Each line of the material below that holds the word "Röhrendamm" needs to be copied.

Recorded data
- - - - - - -

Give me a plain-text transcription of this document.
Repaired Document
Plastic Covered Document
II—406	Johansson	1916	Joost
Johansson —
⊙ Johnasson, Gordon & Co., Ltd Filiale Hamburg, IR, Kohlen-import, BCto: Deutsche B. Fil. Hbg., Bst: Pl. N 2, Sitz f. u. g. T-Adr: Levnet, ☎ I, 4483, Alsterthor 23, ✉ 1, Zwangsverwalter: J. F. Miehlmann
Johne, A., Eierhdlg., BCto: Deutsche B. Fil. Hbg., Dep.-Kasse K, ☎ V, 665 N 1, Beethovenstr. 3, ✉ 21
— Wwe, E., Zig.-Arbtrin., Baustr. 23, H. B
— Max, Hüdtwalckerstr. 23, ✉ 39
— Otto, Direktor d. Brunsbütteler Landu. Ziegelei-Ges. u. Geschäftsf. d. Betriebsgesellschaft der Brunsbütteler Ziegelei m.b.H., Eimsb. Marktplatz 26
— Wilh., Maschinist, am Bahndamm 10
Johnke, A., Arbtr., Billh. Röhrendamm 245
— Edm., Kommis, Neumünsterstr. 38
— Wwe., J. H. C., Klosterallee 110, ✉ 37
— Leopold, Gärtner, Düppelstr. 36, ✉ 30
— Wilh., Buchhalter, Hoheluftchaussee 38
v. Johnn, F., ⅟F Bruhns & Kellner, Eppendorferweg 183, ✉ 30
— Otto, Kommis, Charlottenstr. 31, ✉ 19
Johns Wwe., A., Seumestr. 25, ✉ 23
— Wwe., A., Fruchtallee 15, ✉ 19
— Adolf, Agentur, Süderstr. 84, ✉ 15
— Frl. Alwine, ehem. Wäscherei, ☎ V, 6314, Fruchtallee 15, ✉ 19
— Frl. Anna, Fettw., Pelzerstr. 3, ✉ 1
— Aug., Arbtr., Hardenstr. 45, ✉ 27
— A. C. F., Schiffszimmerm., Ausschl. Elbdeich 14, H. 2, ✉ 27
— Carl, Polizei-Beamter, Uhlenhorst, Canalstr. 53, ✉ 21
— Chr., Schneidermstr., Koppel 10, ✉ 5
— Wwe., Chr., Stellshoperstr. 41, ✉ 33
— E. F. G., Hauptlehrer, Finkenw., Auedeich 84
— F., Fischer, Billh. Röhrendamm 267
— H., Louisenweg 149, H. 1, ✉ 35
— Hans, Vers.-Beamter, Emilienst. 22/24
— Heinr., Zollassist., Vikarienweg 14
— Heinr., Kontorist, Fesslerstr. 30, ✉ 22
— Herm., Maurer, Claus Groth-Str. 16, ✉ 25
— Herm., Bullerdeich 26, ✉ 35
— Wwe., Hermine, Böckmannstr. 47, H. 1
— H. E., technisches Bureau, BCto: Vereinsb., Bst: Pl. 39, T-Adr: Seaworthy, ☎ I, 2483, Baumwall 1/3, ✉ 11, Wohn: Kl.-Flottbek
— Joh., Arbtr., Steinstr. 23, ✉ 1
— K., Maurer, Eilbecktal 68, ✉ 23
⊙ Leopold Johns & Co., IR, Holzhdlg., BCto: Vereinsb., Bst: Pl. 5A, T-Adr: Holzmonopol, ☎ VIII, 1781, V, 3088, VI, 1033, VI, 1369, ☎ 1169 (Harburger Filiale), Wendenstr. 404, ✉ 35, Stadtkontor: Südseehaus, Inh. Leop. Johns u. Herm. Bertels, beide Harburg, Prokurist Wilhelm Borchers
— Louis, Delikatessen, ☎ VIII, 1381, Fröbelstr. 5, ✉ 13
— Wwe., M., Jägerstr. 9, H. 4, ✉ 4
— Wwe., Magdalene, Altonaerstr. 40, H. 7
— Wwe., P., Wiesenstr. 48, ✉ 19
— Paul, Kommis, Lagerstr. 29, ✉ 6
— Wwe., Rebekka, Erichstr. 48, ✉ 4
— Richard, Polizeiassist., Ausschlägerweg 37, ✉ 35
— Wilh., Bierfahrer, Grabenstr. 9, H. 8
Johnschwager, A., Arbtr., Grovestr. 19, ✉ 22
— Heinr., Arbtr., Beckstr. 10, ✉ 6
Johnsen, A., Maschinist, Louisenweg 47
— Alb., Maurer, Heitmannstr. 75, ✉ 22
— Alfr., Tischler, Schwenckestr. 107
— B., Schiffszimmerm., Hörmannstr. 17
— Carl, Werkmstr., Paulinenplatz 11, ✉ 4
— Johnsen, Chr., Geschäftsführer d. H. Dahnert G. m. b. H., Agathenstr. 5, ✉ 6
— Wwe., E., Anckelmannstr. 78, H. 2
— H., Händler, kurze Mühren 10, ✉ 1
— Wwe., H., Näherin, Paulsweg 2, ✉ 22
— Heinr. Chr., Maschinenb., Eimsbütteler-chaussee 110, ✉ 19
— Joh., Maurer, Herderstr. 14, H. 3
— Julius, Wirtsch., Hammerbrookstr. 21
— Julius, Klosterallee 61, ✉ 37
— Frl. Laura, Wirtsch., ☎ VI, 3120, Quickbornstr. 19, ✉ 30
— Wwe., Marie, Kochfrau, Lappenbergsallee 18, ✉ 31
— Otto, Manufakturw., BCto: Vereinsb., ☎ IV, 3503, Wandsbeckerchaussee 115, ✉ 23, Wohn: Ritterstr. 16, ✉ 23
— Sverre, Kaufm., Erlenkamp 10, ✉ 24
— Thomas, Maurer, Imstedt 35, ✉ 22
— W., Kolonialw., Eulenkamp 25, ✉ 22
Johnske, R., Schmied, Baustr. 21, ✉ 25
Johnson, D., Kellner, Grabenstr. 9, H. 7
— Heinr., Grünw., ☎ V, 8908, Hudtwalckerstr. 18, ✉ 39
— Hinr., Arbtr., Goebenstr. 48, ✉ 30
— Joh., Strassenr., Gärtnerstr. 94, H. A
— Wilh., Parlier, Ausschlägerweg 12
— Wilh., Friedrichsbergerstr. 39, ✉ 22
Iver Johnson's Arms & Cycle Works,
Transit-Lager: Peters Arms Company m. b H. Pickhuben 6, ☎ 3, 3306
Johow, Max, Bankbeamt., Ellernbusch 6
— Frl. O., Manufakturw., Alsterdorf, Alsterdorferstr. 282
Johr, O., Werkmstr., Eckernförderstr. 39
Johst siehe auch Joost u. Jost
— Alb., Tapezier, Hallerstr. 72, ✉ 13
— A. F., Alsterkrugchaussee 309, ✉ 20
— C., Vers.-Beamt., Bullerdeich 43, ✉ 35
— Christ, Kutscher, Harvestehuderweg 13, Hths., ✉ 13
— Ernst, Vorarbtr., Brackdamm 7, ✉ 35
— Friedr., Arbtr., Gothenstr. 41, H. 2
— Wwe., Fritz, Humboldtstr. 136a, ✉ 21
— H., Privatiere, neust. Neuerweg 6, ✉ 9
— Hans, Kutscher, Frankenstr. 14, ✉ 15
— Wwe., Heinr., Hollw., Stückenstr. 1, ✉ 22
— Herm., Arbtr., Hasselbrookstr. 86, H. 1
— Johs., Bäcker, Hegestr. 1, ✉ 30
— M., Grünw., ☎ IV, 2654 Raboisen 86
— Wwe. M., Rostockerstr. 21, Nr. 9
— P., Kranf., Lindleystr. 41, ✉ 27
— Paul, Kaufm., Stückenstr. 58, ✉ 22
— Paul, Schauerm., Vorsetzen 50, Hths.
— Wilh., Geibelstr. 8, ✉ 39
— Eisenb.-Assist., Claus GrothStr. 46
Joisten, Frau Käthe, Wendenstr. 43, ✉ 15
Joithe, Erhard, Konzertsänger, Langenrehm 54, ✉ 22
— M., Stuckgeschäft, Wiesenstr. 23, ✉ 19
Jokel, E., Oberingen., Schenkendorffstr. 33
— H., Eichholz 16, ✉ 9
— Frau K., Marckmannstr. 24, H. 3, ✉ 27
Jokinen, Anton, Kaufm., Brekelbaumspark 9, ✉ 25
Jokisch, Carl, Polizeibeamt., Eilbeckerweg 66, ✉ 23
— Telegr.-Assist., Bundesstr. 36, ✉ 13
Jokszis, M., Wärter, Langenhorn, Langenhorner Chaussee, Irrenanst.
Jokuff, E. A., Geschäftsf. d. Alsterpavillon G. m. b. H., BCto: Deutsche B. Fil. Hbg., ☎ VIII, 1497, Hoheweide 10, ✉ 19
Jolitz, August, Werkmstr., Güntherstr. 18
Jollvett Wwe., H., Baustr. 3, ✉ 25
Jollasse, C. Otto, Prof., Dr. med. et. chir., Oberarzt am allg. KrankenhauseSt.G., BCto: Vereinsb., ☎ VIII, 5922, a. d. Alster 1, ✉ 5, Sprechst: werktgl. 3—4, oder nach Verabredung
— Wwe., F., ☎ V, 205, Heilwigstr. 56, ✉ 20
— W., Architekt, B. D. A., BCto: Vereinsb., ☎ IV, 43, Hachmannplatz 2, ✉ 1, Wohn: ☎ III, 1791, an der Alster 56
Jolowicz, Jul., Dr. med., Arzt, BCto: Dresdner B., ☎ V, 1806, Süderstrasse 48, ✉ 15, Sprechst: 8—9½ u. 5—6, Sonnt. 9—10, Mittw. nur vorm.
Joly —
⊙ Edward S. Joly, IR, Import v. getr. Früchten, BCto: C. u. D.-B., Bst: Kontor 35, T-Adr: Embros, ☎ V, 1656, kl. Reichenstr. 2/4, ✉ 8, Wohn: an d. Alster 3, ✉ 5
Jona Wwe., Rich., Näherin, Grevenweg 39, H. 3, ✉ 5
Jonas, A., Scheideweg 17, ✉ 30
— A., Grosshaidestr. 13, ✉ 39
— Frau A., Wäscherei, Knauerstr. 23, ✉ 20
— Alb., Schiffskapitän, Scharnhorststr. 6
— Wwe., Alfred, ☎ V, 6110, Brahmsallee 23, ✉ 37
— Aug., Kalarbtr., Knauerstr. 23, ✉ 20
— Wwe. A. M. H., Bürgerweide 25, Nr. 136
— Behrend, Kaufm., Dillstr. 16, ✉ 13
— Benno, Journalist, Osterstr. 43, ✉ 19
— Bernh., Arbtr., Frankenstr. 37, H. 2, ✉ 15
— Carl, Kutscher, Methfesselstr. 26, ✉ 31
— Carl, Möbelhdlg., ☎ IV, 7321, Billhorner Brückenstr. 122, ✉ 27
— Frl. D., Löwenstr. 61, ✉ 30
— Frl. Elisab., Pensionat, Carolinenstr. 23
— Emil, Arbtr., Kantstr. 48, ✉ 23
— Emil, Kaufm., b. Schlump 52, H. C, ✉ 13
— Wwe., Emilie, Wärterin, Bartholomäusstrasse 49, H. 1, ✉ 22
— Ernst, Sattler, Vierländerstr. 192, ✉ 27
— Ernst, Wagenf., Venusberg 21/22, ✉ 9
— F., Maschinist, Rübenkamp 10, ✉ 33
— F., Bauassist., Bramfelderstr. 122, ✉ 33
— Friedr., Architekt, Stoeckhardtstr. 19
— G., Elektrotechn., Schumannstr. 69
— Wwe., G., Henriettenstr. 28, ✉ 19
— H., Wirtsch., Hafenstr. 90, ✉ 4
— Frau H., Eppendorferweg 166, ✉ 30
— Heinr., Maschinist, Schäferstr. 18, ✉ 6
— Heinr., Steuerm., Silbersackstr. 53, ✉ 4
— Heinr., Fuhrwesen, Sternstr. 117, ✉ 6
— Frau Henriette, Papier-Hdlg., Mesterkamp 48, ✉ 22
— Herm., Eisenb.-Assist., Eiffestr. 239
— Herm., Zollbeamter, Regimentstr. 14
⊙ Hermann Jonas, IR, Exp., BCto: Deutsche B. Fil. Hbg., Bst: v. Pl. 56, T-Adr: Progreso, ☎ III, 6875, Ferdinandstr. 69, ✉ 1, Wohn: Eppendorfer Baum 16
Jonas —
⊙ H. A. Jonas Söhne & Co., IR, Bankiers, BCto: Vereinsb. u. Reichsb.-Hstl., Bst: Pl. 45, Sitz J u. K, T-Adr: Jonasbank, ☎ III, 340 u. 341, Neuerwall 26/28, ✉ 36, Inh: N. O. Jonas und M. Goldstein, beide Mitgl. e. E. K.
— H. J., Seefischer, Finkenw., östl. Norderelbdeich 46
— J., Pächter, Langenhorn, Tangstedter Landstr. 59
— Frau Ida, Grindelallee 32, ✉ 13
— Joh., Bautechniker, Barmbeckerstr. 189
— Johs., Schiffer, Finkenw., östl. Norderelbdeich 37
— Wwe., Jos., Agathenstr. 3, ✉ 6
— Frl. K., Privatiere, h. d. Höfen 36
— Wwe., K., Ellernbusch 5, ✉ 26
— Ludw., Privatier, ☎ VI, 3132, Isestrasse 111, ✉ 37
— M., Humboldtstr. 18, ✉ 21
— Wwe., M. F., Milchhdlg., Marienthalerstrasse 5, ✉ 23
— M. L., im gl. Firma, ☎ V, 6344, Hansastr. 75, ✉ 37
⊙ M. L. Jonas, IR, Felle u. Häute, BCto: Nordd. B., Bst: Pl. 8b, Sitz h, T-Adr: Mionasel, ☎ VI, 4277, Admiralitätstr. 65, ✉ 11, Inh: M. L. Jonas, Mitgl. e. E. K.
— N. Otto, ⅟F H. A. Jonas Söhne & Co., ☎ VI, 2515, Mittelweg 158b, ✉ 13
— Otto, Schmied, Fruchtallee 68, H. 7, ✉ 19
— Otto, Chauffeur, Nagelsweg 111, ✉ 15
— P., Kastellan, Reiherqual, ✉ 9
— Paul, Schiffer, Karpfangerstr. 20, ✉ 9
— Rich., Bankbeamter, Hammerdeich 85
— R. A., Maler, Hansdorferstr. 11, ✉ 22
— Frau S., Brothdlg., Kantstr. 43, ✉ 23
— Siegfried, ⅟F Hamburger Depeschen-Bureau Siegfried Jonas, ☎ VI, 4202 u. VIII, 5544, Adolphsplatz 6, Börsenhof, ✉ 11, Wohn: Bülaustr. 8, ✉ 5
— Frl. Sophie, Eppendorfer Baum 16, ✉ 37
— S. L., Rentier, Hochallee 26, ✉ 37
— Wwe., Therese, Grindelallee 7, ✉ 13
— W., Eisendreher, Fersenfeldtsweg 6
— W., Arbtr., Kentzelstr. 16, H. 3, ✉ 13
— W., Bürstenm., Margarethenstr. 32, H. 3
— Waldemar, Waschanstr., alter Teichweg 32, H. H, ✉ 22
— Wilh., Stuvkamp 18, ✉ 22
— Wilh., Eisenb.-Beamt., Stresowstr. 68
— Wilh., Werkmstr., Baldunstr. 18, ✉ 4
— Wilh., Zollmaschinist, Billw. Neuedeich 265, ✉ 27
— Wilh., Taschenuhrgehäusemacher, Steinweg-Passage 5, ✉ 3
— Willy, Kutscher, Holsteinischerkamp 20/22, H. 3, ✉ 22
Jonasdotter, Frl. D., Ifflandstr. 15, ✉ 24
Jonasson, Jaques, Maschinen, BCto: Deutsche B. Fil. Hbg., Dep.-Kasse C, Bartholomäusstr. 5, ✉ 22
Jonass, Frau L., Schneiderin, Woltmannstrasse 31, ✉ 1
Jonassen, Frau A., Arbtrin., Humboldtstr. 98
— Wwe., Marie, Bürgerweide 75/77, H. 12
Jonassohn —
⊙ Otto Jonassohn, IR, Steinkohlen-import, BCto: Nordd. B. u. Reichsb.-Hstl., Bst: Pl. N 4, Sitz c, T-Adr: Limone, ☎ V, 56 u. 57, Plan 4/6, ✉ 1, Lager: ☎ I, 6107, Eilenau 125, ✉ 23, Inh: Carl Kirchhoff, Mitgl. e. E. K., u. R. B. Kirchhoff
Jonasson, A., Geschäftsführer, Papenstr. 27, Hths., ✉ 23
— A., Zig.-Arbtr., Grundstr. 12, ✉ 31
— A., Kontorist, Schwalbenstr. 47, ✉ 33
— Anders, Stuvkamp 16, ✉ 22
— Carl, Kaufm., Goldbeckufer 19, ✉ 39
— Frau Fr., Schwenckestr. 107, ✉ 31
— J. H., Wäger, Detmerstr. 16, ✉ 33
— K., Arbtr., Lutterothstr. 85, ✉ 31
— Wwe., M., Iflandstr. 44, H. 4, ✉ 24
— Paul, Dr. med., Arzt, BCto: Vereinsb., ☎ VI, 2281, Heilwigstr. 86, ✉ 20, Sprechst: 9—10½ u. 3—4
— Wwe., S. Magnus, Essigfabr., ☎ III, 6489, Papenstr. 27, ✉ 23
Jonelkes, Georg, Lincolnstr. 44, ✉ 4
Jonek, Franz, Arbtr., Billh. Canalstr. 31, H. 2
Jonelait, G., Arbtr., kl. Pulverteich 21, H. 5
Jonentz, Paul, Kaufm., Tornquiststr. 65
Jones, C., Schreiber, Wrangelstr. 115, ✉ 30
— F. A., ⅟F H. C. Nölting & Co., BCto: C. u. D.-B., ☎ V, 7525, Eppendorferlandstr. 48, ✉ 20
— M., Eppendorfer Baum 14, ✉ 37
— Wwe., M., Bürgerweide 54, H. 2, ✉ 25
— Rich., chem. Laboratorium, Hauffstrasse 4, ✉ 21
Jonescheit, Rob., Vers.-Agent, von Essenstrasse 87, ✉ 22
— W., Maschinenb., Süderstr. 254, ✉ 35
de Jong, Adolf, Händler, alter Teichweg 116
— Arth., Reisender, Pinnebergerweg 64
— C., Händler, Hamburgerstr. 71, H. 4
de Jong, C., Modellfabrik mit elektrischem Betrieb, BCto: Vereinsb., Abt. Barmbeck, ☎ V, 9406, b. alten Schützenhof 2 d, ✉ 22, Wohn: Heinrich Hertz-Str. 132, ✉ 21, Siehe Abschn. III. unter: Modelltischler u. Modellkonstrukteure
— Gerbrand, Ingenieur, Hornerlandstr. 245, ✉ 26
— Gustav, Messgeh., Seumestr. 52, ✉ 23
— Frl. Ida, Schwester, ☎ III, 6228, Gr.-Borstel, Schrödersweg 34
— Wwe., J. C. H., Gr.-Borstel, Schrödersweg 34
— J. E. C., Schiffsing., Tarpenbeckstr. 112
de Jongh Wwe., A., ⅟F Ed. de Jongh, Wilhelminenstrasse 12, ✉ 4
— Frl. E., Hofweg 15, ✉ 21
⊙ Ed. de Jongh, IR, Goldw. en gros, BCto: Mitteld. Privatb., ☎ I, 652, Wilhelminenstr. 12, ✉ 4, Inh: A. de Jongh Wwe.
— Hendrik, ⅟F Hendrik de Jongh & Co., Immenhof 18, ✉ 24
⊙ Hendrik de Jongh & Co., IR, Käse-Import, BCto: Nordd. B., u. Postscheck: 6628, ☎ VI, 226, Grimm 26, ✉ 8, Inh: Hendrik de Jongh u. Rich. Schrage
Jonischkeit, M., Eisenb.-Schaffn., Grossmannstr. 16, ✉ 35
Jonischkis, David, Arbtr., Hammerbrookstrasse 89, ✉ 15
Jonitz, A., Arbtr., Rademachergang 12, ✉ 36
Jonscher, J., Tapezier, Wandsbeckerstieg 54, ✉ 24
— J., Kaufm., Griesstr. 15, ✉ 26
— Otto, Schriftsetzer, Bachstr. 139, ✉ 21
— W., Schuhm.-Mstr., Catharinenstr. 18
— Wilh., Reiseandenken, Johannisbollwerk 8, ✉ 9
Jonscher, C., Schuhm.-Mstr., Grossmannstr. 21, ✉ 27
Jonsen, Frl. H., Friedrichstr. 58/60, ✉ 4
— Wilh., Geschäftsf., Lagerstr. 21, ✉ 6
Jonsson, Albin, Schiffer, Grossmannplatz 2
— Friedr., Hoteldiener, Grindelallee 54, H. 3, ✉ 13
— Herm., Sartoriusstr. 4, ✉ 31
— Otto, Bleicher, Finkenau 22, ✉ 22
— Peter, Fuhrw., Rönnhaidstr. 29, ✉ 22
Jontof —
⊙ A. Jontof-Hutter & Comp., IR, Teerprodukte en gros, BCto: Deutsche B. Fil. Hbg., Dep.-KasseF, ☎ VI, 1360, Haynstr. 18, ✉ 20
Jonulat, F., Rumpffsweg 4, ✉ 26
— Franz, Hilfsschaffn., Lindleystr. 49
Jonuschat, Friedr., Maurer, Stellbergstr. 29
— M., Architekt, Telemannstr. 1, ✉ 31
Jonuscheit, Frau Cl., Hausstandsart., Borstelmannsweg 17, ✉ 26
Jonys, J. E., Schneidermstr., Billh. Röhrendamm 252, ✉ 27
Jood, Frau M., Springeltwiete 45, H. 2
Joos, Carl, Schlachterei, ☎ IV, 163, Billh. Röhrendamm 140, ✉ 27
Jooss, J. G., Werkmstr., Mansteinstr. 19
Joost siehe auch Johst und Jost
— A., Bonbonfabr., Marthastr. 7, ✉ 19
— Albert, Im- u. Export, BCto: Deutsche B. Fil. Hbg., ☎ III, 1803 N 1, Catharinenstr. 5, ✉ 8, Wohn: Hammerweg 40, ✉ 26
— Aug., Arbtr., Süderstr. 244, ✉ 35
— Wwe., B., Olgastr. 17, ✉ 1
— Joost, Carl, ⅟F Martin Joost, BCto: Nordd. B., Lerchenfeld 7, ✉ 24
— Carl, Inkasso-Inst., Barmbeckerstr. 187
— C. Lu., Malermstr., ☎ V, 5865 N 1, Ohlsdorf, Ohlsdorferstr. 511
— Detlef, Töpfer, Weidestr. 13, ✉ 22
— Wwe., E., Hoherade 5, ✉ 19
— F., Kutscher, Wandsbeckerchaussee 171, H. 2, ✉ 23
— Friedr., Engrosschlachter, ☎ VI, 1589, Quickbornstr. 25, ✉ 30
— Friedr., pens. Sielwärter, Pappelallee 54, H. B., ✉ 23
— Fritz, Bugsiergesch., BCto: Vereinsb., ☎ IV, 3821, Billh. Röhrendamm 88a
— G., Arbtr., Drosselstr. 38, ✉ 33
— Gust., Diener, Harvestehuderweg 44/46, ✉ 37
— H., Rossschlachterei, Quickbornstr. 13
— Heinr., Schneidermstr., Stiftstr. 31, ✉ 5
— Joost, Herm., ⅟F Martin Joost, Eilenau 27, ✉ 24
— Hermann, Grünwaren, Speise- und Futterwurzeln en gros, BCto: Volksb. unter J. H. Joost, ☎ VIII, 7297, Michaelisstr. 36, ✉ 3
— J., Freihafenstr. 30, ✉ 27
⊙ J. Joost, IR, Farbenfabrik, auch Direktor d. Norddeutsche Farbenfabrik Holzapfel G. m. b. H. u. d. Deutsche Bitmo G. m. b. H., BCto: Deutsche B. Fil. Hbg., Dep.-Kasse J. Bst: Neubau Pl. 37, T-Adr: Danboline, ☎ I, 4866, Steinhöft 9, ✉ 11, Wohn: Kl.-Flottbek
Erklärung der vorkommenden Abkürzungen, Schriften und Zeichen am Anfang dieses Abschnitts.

- - - - - - -

## Correct result:
Johnke, A., Arbtr., Billh. Röhrendamm 245
— F., Fischer, Billh. Röhrendamm 267
Jonys, J. E., Schneidermstr., Billh. Röhrendamm 252, ✉ 27
Joos, Carl, Schlachterei, ☎ IV, 163, Billh. Röhrendamm 140, ✉ 27
— Fritz, Bugsiergesch., BCto: Vereinsb., ☎ IV, 3821, Billh. Röhrendamm 88a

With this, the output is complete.